--- START OF Exercise input ---
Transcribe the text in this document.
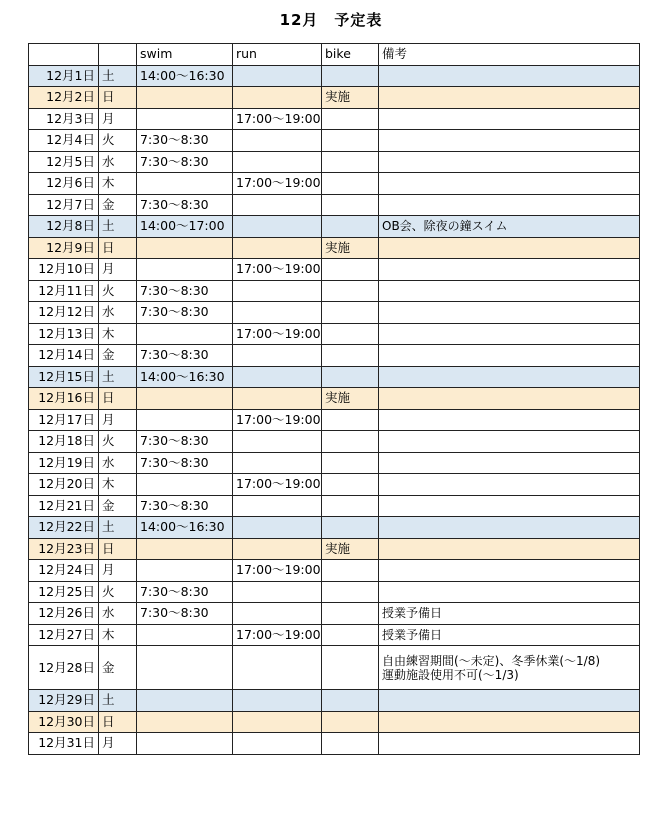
12月　予定表
		swim	run	bike	備考
12月1日	土	14:00～16:30			
12月2日	日			実施	
12月3日	月		17:00～19:00		
12月4日	火	7:30～8:30			
12月5日	水	7:30～8:30			
12月6日	木		17:00～19:00		
12月7日	金	7:30～8:30			
12月8日	土	14:00～17:00			OB会、除夜の鐘スイム
12月9日	日			実施	
12月10日	月		17:00～19:00		
12月11日	火	7:30～8:30			
12月12日	水	7:30～8:30			
12月13日	木		17:00～19:00		
12月14日	金	7:30～8:30			
12月15日	土	14:00～16:30			
12月16日	日			実施	
12月17日	月		17:00～19:00		
12月18日	火	7:30～8:30			
12月19日	水	7:30～8:30			
12月20日	木		17:00～19:00		
12月21日	金	7:30～8:30			
12月22日	土	14:00～16:30			
12月23日	日			実施	
12月24日	月		17:00～19:00		
12月25日	火	7:30～8:30			
12月26日	水	7:30～8:30			授業予備日
12月27日	木		17:00～19:00		授業予備日
12月28日	金				自由練習期間(～未定)、冬季休業(～1/8)
運動施設使用不可(～1/3)
12月29日	土				
12月30日	日				
12月31日	月				
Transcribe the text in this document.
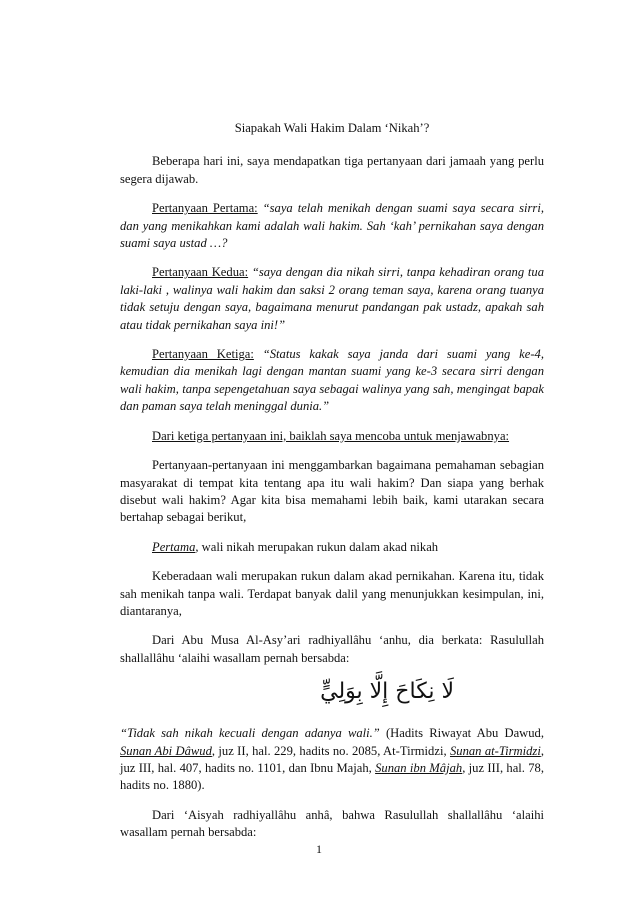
Siapakah Wali Hakim Dalam ‘Nikah’?

Beberapa hari ini, saya mendapatkan tiga pertanyaan dari jamaah yang perlu segera dijawab.

Pertanyaan Pertama: “saya telah menikah dengan suami saya secara sirri, dan yang menikahkan kami adalah wali hakim. Sah ‘kah’ pernikahan saya dengan suami saya ustad …?

Pertanyaan Kedua: “saya dengan dia nikah sirri, tanpa kehadiran orang tua laki-laki , walinya wali hakim dan saksi 2 orang teman saya, karena orang tuanya tidak setuju dengan saya, bagaimana menurut pandangan pak ustadz, apakah sah atau tidak pernikahan saya ini!”

Pertanyaan Ketiga: “Status kakak saya janda dari suami yang ke-4, kemudian dia menikah lagi dengan mantan suami yang ke-3 secara sirri dengan wali hakim, tanpa sepengetahuan saya sebagai walinya yang sah, mengingat bapak dan paman saya telah meninggal dunia.”

Dari ketiga pertanyaan ini, baiklah saya mencoba untuk menjawabnya:

Pertanyaan-pertanyaan ini menggambarkan bagaimana pemahaman sebagian masyarakat di tempat kita tentang apa itu wali hakim? Dan siapa yang berhak disebut wali hakim? Agar kita bisa memahami lebih baik, kami utarakan secara bertahap sebagai berikut,

Pertama, wali nikah merupakan rukun dalam akad nikah

Keberadaan wali merupakan rukun dalam akad pernikahan. Karena itu, tidak sah menikah tanpa wali. Terdapat banyak dalil yang menunjukkan kesimpulan, ini, diantaranya,

Dari Abu Musa Al-Asy’ari radhiyallâhu ‘anhu, dia berkata: Rasulullah shallallâhu ‘alaihi wasallam pernah bersabda:

لَا نِكَاحَ إِلَّا بِوَلِيٍّ

“Tidak sah nikah kecuali dengan adanya wali.” (Hadits Riwayat Abu Dawud, Sunan Abi Dâwud, juz II, hal. 229, hadits no. 2085, At-Tirmidzi, Sunan at-Tirmidzi, juz III, hal. 407, hadits no. 1101, dan Ibnu Majah, Sunan ibn Mâjah, juz III, hal. 78, hadits no. 1880).

Dari ‘Aisyah radhiyallâhu anhâ, bahwa Rasulullah shallallâhu ‘alaihi wasallam pernah bersabda:

1
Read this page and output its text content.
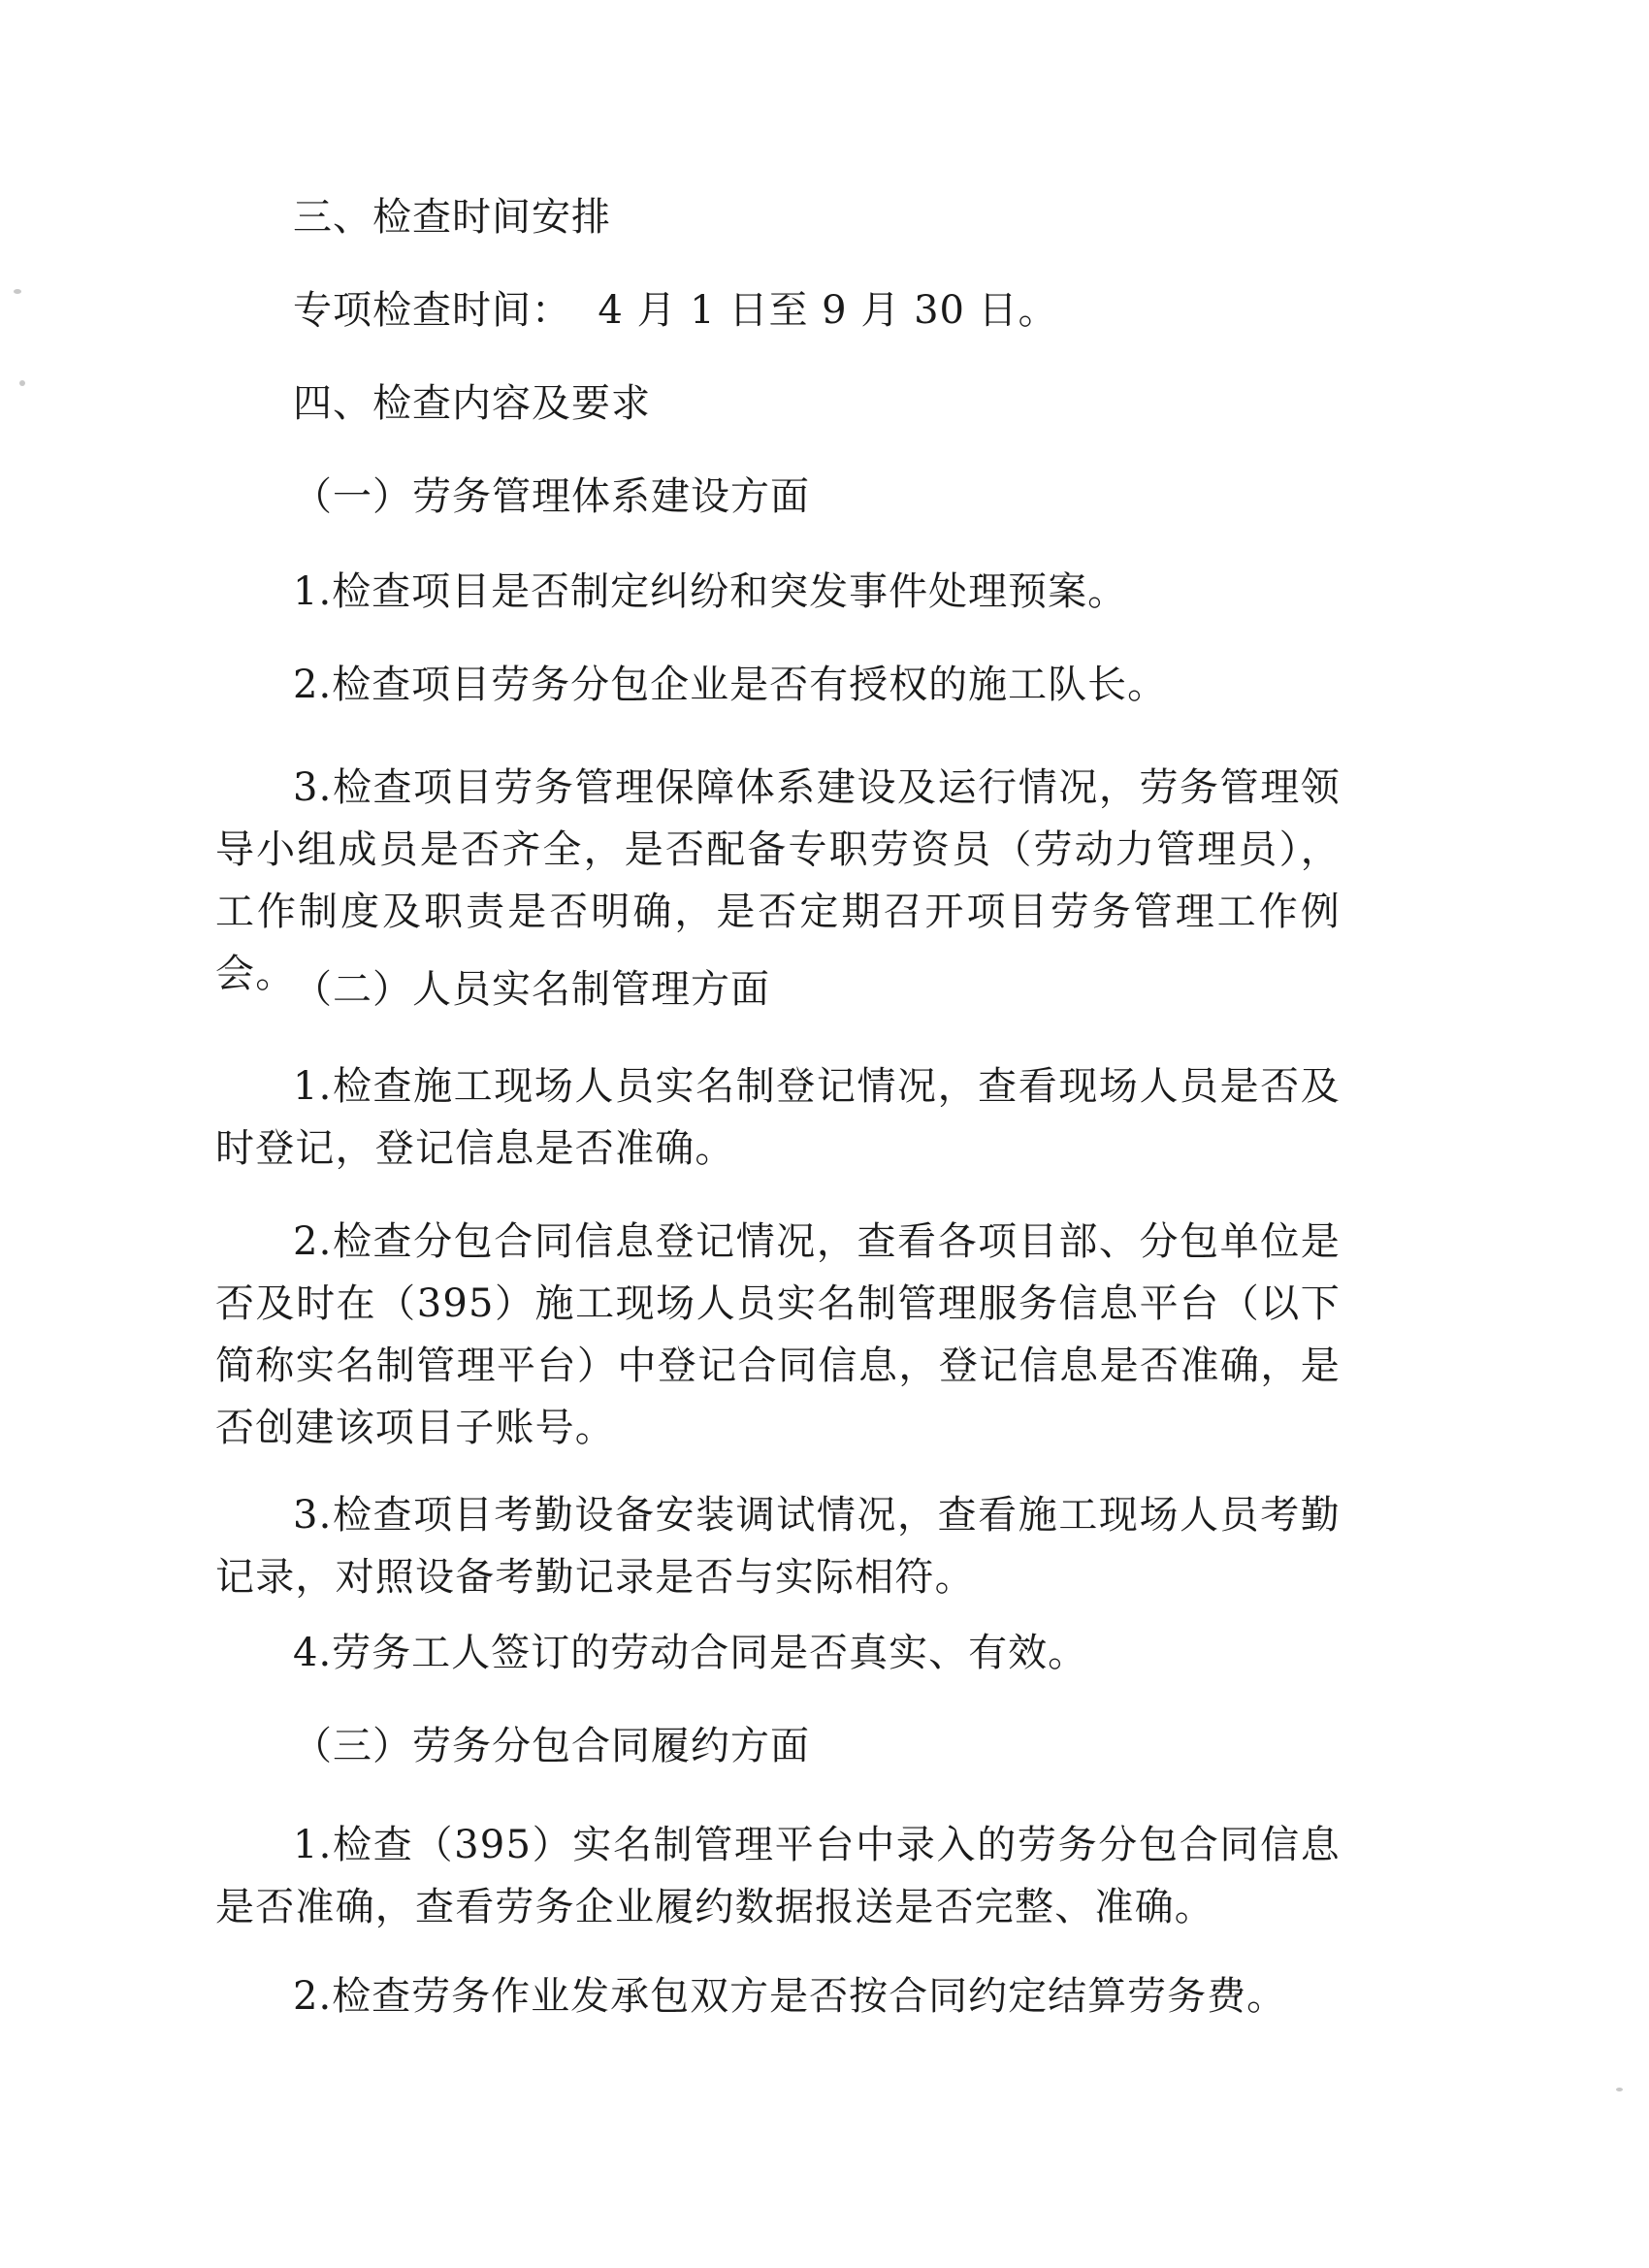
三、检查时间安排
专项检查时间：  4 月 1 日至 9 月 30 日。
四、检查内容及要求
（一）劳务管理体系建设方面
1.检查项目是否制定纠纷和突发事件处理预案。
2.检查项目劳务分包企业是否有授权的施工队长。
3.检查项目劳务管理保障体系建设及运行情况，劳务管理领导小组成员是否齐全，是否配备专职劳资员（劳动力管理员），工作制度及职责是否明确，是否定期召开项目劳务管理工作例会。
（二）人员实名制管理方面
1.检查施工现场人员实名制登记情况，查看现场人员是否及时登记，登记信息是否准确。
2.检查分包合同信息登记情况，查看各项目部、分包单位是否及时在（395）施工现场人员实名制管理服务信息平台（以下简称实名制管理平台）中登记合同信息，登记信息是否准确，是否创建该项目子账号。
3.检查项目考勤设备安装调试情况，查看施工现场人员考勤记录，对照设备考勤记录是否与实际相符。
4.劳务工人签订的劳动合同是否真实、有效。
（三）劳务分包合同履约方面
1.检查（395）实名制管理平台中录入的劳务分包合同信息是否准确，查看劳务企业履约数据报送是否完整、准确。
2.检查劳务作业发承包双方是否按合同约定结算劳务费。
--- END OF Exercise input ---
__What you will do__: Write out all the entries exactly, except for the pictures.

__Correct answer__:
Transcribe the text in this document.
12月　予定表
		swim	run	bike	備考
12月1日	土	14:00～16:30			
12月2日	日			実施	
12月3日	月		17:00～19:00		
12月4日	火	7:30～8:30			
12月5日	水	7:30～8:30			
12月6日	木		17:00～19:00		
12月7日	金	7:30～8:30			
12月8日	土	14:00～17:00			OB会、除夜の鐘スイム
12月9日	日			実施	
12月10日	月		17:00～19:00		
12月11日	火	7:30～8:30			
12月12日	水	7:30～8:30			
12月13日	木		17:00～19:00		
12月14日	金	7:30～8:30			
12月15日	土	14:00～16:30			
12月16日	日			実施	
12月17日	月		17:00～19:00		
12月18日	火	7:30～8:30			
12月19日	水	7:30～8:30			
12月20日	木		17:00～19:00		
12月21日	金	7:30～8:30			
12月22日	土	14:00～16:30			
12月23日	日			実施	
12月24日	月		17:00～19:00		
12月25日	火	7:30～8:30			
12月26日	水	7:30～8:30			授業予備日
12月27日	木		17:00～19:00		授業予備日
12月28日	金				自由練習期間(～未定)、冬季休業(～1/8)
運動施設使用不可(～1/3)
12月29日	土				
12月30日	日				
12月31日	月				
Transcribe the text in this document.
Siapakah Wali Hakim Dalam ‘Nikah’?

Beberapa hari ini, saya mendapatkan tiga pertanyaan dari jamaah yang perlu segera dijawab.

Pertanyaan Pertama: “saya telah menikah dengan suami saya secara sirri, dan yang menikahkan kami adalah wali hakim. Sah ‘kah’ pernikahan saya dengan suami saya ustad …?

Pertanyaan Kedua: “saya dengan dia nikah sirri, tanpa kehadiran orang tua laki-laki , walinya wali hakim dan saksi 2 orang teman saya, karena orang tuanya tidak setuju dengan saya, bagaimana menurut pandangan pak ustadz, apakah sah atau tidak pernikahan saya ini!”

Pertanyaan Ketiga: “Status kakak saya janda dari suami yang ke-4, kemudian dia menikah lagi dengan mantan suami yang ke-3 secara sirri dengan wali hakim, tanpa sepengetahuan saya sebagai walinya yang sah, mengingat bapak dan paman saya telah meninggal dunia.”

Dari ketiga pertanyaan ini, baiklah saya mencoba untuk menjawabnya:

Pertanyaan-pertanyaan ini menggambarkan bagaimana pemahaman sebagian masyarakat di tempat kita tentang apa itu wali hakim? Dan siapa yang berhak disebut wali hakim? Agar kita bisa memahami lebih baik, kami utarakan secara bertahap sebagai berikut,

Pertama, wali nikah merupakan rukun dalam akad nikah

Keberadaan wali merupakan rukun dalam akad pernikahan. Karena itu, tidak sah menikah tanpa wali. Terdapat banyak dalil yang menunjukkan kesimpulan, ini, diantaranya,

Dari Abu Musa Al-Asy’ari radhiyallâhu ‘anhu, dia berkata: Rasulullah shallallâhu ‘alaihi wasallam pernah bersabda:

لَا نِكَاحَ إِلَّا بِوَلِيٍّ

“Tidak sah nikah kecuali dengan adanya wali.” (Hadits Riwayat Abu Dawud, Sunan Abi Dâwud, juz II, hal. 229, hadits no. 2085, At-Tirmidzi, Sunan at-Tirmidzi, juz III, hal. 407, hadits no. 1101, dan Ibnu Majah, Sunan ibn Mâjah, juz III, hal. 78, hadits no. 1880).

Dari ‘Aisyah radhiyallâhu anhâ, bahwa Rasulullah shallallâhu ‘alaihi wasallam pernah bersabda:

1
Read this page and output its text content.
三、检查时间安排
专项检查时间：  4 月 1 日至 9 月 30 日。
四、检查内容及要求
（一）劳务管理体系建设方面
1.检查项目是否制定纠纷和突发事件处理预案。
2.检查项目劳务分包企业是否有授权的施工队长。
3.检查项目劳务管理保障体系建设及运行情况，劳务管理领导小组成员是否齐全，是否配备专职劳资员（劳动力管理员），工作制度及职责是否明确，是否定期召开项目劳务管理工作例会。
（二）人员实名制管理方面
1.检查施工现场人员实名制登记情况，查看现场人员是否及时登记，登记信息是否准确。
2.检查分包合同信息登记情况，查看各项目部、分包单位是否及时在（395）施工现场人员实名制管理服务信息平台（以下简称实名制管理平台）中登记合同信息，登记信息是否准确，是否创建该项目子账号。
3.检查项目考勤设备安装调试情况，查看施工现场人员考勤记录，对照设备考勤记录是否与实际相符。
4.劳务工人签订的劳动合同是否真实、有效。
（三）劳务分包合同履约方面
1.检查（395）实名制管理平台中录入的劳务分包合同信息是否准确，查看劳务企业履约数据报送是否完整、准确。
2.检查劳务作业发承包双方是否按合同约定结算劳务费。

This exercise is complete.